OBJECTIVE :: Reproduce verbatim every line from the one that includes "Read this page and output its text content." to the closing line of the entries; omit everything before it.

DATA EXTRACT ::
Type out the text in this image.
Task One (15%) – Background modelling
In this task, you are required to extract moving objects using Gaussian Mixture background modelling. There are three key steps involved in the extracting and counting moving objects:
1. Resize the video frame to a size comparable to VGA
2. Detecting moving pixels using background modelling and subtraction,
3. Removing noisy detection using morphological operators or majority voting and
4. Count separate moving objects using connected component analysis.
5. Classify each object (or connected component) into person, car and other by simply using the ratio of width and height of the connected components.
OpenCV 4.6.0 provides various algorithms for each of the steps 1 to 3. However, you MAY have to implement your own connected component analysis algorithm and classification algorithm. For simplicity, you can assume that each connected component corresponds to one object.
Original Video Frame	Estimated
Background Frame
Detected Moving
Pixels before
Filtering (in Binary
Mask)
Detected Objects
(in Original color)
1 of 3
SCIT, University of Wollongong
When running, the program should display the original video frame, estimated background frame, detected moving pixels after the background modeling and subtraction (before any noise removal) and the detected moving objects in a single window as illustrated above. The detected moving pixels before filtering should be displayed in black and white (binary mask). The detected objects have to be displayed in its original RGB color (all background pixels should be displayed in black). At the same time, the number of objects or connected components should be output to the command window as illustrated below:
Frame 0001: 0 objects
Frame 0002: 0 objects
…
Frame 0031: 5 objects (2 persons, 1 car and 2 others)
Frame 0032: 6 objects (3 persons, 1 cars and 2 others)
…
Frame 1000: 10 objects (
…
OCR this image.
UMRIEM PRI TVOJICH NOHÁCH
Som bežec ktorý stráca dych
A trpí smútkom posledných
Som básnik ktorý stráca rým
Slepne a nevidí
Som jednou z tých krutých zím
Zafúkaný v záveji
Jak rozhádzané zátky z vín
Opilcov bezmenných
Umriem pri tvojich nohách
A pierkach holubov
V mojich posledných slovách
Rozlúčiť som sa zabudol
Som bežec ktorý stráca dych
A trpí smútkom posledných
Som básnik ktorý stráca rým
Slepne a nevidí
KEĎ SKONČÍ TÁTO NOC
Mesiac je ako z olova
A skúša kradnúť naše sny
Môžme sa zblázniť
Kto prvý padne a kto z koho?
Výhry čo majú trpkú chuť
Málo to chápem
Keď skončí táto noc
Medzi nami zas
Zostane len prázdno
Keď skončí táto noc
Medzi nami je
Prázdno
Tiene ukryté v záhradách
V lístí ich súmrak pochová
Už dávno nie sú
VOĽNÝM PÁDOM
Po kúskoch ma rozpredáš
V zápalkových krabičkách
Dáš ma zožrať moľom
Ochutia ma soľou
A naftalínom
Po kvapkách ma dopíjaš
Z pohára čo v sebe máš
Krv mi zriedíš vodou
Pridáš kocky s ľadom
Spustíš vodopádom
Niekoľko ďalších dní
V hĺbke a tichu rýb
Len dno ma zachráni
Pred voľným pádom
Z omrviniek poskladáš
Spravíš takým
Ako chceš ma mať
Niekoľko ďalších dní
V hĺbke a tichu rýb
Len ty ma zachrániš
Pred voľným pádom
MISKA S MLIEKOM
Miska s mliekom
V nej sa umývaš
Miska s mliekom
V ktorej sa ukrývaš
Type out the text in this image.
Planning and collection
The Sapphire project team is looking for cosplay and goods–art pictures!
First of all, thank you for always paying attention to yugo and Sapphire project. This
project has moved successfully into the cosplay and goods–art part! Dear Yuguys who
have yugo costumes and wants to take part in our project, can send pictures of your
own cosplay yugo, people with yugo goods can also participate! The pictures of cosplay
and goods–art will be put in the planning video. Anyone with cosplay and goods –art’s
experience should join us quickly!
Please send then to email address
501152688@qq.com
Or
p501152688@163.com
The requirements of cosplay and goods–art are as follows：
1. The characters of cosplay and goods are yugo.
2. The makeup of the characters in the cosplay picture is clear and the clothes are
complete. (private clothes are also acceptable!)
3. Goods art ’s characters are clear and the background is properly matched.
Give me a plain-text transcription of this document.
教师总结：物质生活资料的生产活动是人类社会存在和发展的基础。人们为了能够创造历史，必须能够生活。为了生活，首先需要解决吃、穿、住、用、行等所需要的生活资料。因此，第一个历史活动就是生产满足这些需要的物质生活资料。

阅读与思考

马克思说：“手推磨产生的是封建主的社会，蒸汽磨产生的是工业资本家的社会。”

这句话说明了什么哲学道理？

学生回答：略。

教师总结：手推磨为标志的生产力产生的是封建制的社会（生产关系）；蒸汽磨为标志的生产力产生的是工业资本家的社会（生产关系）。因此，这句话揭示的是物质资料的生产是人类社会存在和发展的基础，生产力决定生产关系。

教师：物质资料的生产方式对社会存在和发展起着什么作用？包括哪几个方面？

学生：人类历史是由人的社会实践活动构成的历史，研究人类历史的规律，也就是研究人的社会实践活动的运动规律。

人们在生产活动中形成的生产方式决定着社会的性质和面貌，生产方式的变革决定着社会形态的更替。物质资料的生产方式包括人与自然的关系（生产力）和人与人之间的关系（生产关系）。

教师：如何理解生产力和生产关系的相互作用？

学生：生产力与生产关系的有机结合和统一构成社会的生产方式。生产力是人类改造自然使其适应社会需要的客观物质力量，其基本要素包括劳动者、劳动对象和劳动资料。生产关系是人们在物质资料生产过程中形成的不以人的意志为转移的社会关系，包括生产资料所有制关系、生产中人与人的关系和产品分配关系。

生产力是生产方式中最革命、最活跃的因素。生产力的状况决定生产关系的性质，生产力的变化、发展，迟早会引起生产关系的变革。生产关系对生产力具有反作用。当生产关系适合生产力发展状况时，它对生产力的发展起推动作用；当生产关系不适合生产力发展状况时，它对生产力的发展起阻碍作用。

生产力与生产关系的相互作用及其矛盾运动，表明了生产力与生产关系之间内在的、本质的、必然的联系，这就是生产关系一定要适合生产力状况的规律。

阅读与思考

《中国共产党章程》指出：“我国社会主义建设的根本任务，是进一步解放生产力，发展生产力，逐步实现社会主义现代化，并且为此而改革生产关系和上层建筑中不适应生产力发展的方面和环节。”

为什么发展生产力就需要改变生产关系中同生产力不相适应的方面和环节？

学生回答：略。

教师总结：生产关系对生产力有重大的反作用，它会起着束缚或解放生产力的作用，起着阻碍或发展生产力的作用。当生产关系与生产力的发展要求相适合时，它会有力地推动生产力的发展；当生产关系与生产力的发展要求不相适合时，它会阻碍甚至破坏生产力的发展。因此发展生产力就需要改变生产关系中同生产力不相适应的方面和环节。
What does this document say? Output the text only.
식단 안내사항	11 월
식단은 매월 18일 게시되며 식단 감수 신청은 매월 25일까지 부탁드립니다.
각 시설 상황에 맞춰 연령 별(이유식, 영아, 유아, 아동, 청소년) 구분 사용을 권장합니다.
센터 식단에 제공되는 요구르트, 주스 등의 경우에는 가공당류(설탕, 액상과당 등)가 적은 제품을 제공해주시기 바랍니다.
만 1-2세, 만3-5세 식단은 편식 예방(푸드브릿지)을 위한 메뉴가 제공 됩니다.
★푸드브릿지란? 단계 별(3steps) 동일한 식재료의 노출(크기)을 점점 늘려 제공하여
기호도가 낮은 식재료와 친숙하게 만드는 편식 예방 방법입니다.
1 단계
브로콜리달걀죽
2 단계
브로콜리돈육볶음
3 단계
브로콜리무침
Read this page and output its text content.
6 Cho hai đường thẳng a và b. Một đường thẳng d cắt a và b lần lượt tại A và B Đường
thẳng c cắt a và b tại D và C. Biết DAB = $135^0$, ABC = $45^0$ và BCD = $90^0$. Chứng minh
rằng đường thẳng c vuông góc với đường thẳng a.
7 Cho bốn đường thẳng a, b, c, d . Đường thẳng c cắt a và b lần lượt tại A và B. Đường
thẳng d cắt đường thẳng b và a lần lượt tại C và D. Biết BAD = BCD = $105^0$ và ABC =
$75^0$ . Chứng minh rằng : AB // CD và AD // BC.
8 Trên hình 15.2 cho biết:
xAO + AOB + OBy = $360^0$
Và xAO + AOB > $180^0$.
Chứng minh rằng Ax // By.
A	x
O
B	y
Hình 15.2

WRITTEN ANSWER ::
Read this page and output its text content.
6 Cho hai đường thẳng a và b. Một đường thẳng d cắt a và b lần lượt tại A và B Đường
thẳng c cắt a và b tại D và C. Biết DAB = $135^0$, ABC = $45^0$ và BCD = $90^0$. Chứng minh
rằng đường thẳng c vuông góc với đường thẳng a.
7 Cho bốn đường thẳng a, b, c, d . Đường thẳng c cắt a và b lần lượt tại A và B. Đường
thẳng d cắt đường thẳng b và a lần lượt tại C và D. Biết BAD = BCD = $105^0$ và ABC =
$75^0$ . Chứng minh rằng : AB // CD và AD // BC.
8 Trên hình 15.2 cho biết:
xAO + AOB + OBy = $360^0$
Và xAO + AOB > $180^0$.
Chứng minh rằng Ax // By.
A	x
O
B	y
Hình 15.2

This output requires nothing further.